Records from a collection
+===+

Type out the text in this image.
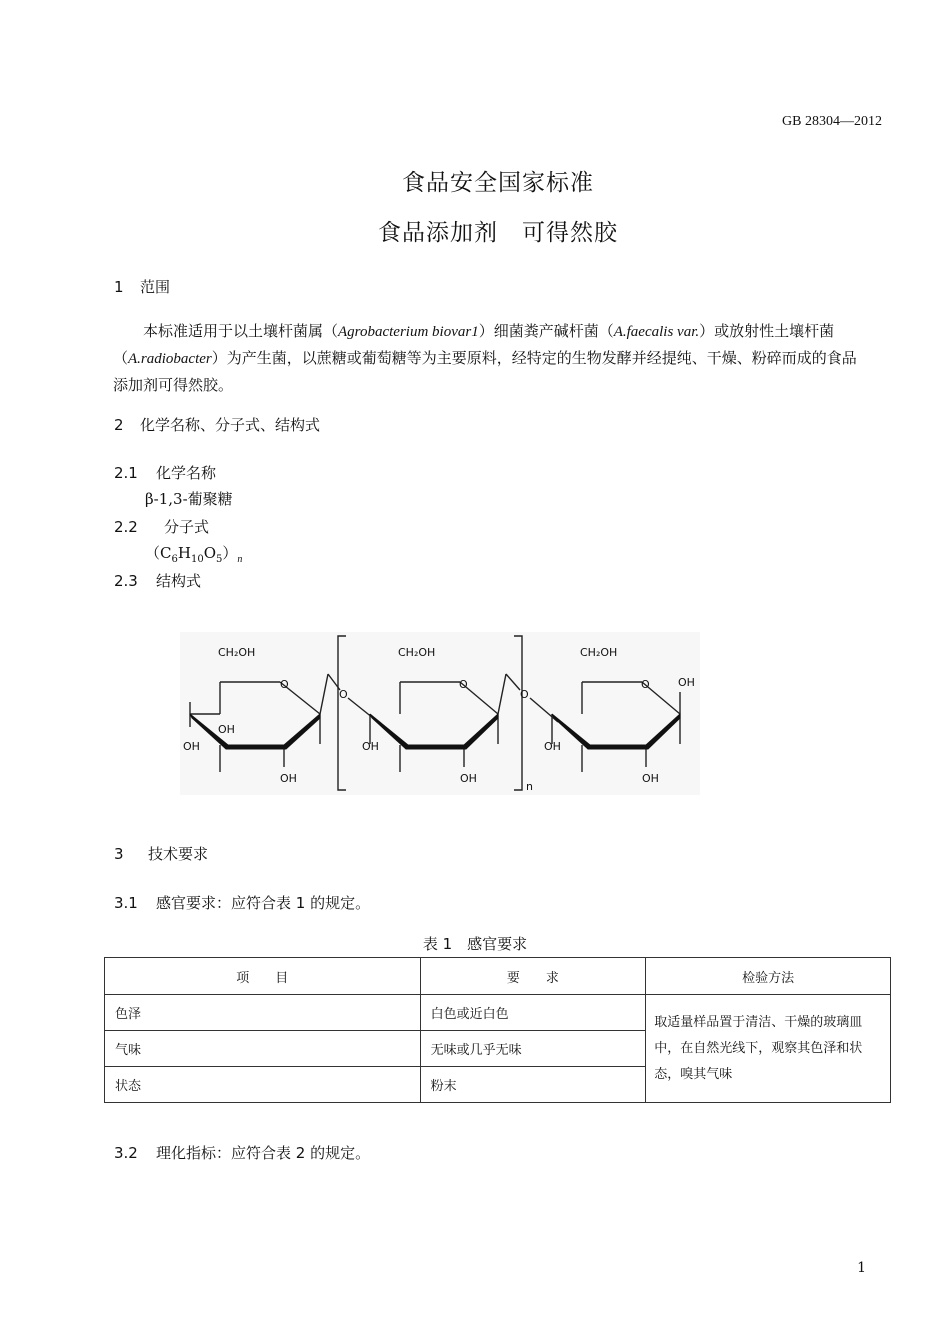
GB 28304—2012
食品安全国家标准
食品添加剂　可得然胶
1 范围
本标准适用于以土壤杆菌属（Agrobacterium biovar1）细菌粪产碱杆菌（A.faecalis var.）或放射性土壤杆菌（A.radiobacter）为产生菌，以蔗糖或葡萄糖等为主要原料，经特定的生物发酵并经提纯、干燥、粉碎而成的食品添加剂可得然胶。
2 化学名称、分子式、结构式
2.1 化学名称
β-1,3-葡聚糖
2.2 分子式
$(C_6H_{10}O_5)_n$
2.3 结构式
CH₂OH	CH₂OH	CH₂OH
O	O	O
O	O
OH
OH
OH
OH
OH
OH
OH
OH
n
3 技术要求
3.1 感官要求：应符合表 1 的规定。
表 1　感官要求
项　　目	要　　求	检验方法
色泽	白色或近白色	取适量样品置于清洁、干燥的玻璃皿中，在自然光线下，观察其色泽和状态，嗅其气味
气味	无味或几乎无味	
状态	粉末	
3.2 理化指标：应符合表 2 的规定。
1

+===+

**Try it**
Each line of the data above is to be output exactly; the pictures are not to appear.

**Your solution**
Type out the text in this image.
GB 28304—2012
食品安全国家标准
食品添加剂　可得然胶
1 范围
本标准适用于以土壤杆菌属（Agrobacterium biovar1）细菌粪产碱杆菌（A.faecalis var.）或放射性土壤杆菌（A.radiobacter）为产生菌，以蔗糖或葡萄糖等为主要原料，经特定的生物发酵并经提纯、干燥、粉碎而成的食品添加剂可得然胶。
2 化学名称、分子式、结构式
2.1 化学名称
β-1,3-葡聚糖
2.2 分子式
$(C_6H_{10}O_5)_n$
2.3 结构式
CH₂OH	CH₂OH	CH₂OH
O	O	O
O	O
OH
OH
OH
OH
OH
OH
OH
OH
n
3 技术要求
3.1 感官要求：应符合表 1 的规定。
表 1　感官要求
项　　目	要　　求	检验方法
色泽	白色或近白色	取适量样品置于清洁、干燥的玻璃皿中，在自然光线下，观察其色泽和状态，嗅其气味
气味	无味或几乎无味	
状态	粉末	
3.2 理化指标：应符合表 2 的规定。
1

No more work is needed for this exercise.